● **DO THIS**:
Where a line in the listing below contains the word "Развитие", copy that line.

● **EXERCISE MATERIALS**:
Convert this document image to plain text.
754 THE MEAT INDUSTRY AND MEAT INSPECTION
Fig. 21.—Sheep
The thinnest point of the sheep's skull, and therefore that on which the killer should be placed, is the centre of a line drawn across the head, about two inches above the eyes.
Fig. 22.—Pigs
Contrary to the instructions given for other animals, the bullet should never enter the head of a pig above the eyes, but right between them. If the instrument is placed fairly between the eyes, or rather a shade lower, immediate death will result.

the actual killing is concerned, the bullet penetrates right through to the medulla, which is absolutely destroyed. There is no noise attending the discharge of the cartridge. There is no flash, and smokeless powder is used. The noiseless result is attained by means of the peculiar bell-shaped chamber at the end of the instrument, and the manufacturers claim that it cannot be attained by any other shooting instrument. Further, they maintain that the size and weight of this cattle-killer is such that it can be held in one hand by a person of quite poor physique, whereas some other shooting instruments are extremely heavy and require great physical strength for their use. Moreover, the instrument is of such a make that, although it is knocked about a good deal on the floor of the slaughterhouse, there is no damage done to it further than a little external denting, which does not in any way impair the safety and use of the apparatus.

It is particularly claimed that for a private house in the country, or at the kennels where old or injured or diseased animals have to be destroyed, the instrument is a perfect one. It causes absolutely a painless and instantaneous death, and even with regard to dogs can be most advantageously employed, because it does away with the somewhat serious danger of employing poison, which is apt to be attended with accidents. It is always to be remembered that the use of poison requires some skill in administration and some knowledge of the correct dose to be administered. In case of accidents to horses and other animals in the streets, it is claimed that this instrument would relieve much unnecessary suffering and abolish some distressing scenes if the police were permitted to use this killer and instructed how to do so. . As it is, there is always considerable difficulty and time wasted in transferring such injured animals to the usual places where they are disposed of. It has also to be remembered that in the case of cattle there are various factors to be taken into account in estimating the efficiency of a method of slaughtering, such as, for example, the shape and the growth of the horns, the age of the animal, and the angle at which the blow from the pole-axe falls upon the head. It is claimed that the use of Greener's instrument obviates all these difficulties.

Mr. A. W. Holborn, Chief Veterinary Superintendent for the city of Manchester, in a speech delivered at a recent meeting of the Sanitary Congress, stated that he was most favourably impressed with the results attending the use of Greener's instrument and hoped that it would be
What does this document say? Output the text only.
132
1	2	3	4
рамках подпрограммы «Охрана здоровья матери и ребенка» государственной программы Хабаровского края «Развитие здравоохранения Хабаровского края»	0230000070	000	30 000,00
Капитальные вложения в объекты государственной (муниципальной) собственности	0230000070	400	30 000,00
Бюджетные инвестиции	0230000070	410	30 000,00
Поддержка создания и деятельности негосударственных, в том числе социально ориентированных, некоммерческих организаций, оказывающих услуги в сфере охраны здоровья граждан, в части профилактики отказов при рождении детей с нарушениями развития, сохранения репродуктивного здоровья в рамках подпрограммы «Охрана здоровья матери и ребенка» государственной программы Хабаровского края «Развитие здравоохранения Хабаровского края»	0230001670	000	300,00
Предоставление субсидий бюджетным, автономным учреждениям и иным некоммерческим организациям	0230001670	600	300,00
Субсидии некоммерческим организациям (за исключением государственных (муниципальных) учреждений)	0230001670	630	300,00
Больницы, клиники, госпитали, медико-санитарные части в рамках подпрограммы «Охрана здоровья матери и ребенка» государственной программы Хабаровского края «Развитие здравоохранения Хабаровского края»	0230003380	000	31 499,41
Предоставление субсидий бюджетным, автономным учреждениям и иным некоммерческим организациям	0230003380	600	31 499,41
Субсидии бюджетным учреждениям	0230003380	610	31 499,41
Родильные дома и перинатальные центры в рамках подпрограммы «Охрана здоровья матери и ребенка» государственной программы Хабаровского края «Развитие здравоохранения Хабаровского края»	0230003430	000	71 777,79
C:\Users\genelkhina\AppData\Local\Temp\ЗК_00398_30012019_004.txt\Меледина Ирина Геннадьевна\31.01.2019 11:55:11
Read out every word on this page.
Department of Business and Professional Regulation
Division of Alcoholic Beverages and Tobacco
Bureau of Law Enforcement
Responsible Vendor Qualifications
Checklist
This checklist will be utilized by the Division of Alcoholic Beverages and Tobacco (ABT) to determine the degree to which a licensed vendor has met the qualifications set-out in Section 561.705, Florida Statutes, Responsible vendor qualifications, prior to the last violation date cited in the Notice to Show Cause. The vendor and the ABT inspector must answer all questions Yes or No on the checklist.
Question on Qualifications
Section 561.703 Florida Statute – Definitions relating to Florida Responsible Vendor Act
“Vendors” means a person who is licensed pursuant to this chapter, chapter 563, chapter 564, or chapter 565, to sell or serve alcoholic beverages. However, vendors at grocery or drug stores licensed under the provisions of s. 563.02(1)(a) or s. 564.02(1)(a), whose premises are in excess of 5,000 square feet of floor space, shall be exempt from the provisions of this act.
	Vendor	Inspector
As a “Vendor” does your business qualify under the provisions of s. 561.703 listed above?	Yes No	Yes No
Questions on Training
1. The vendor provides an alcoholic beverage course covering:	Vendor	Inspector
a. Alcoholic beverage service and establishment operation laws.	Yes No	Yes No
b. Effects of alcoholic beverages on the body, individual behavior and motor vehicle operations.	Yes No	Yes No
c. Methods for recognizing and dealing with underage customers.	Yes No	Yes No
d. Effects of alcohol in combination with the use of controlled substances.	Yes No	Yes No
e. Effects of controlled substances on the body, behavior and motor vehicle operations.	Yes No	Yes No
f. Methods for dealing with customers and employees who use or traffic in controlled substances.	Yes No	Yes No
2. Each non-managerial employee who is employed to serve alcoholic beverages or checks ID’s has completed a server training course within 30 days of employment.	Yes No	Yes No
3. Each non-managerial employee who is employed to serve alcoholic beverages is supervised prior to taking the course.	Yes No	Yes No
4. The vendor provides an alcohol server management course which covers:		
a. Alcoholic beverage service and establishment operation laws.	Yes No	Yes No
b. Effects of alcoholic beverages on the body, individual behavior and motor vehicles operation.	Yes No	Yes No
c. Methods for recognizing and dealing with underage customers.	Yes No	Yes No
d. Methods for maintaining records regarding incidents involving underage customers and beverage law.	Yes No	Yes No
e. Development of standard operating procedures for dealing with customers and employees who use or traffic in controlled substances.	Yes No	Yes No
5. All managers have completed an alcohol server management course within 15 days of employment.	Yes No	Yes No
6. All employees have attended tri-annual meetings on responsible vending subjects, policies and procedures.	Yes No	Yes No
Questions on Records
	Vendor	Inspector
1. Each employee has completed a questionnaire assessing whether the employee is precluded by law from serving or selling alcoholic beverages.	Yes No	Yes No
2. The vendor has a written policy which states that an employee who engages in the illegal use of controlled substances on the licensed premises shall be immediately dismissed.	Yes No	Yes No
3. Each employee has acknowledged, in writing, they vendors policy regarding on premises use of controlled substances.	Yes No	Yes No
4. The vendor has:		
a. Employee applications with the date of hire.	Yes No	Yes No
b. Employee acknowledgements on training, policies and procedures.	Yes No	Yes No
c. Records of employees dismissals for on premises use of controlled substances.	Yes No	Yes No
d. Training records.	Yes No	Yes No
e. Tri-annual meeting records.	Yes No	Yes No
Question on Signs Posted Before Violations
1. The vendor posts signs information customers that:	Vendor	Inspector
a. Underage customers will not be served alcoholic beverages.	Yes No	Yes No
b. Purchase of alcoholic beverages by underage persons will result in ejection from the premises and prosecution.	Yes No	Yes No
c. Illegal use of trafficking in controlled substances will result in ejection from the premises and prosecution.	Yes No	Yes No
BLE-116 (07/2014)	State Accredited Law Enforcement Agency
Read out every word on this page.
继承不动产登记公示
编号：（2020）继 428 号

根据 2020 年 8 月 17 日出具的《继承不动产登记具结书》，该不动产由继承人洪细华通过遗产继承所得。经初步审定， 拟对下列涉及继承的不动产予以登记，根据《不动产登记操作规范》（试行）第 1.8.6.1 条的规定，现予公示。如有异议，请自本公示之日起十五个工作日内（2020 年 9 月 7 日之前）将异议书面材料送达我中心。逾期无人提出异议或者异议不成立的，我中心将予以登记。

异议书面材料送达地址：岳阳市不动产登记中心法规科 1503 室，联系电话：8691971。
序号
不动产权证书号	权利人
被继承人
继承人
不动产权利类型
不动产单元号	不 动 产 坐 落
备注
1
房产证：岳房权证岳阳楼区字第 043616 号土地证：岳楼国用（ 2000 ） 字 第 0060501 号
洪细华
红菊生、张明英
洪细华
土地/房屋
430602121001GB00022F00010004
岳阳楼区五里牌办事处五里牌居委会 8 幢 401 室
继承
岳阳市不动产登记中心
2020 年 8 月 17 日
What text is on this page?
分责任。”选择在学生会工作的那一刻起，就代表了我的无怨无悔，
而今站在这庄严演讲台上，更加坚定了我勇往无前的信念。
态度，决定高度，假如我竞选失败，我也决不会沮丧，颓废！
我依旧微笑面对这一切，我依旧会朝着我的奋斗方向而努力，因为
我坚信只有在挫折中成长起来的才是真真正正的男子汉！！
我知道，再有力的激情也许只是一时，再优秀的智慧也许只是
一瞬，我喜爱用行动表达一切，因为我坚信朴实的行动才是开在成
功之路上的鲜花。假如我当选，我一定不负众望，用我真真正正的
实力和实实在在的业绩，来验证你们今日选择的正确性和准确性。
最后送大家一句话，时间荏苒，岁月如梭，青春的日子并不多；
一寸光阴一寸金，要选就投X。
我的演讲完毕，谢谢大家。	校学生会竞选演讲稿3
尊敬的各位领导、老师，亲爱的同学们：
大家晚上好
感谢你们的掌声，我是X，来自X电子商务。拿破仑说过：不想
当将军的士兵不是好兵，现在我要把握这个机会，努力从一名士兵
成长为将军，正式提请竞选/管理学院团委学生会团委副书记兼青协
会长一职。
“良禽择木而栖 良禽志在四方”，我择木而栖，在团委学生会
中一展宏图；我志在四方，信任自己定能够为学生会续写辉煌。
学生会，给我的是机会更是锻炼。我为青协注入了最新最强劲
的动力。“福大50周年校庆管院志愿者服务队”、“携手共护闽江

● **RESPONSE TO THE TASK**:
рамках подпрограммы «Охрана здоровья матери и ребенка» государственной программы Хабаровского края «Развитие здравоохранения Хабаровского края»	0230000070	000	30 000,00
Поддержка создания и деятельности негосударственных, в том числе социально ориентированных, некоммерческих организаций, оказывающих услуги в сфере охраны здоровья граждан, в части профилактики отказов при рождении детей с нарушениями развития, сохранения репродуктивного здоровья в рамках подпрограммы «Охрана здоровья матери и ребенка» государственной программы Хабаровского края «Развитие здравоохранения Хабаровского края»	0230001670	000	300,00
Больницы, клиники, госпитали, медико-санитарные части в рамках подпрограммы «Охрана здоровья матери и ребенка» государственной программы Хабаровского края «Развитие здравоохранения Хабаровского края»	0230003380	000	31 499,41
Родильные дома и перинатальные центры в рамках подпрограммы «Охрана здоровья матери и ребенка» государственной программы Хабаровского края «Развитие здравоохранения Хабаровского края»	0230003430	000	71 777,79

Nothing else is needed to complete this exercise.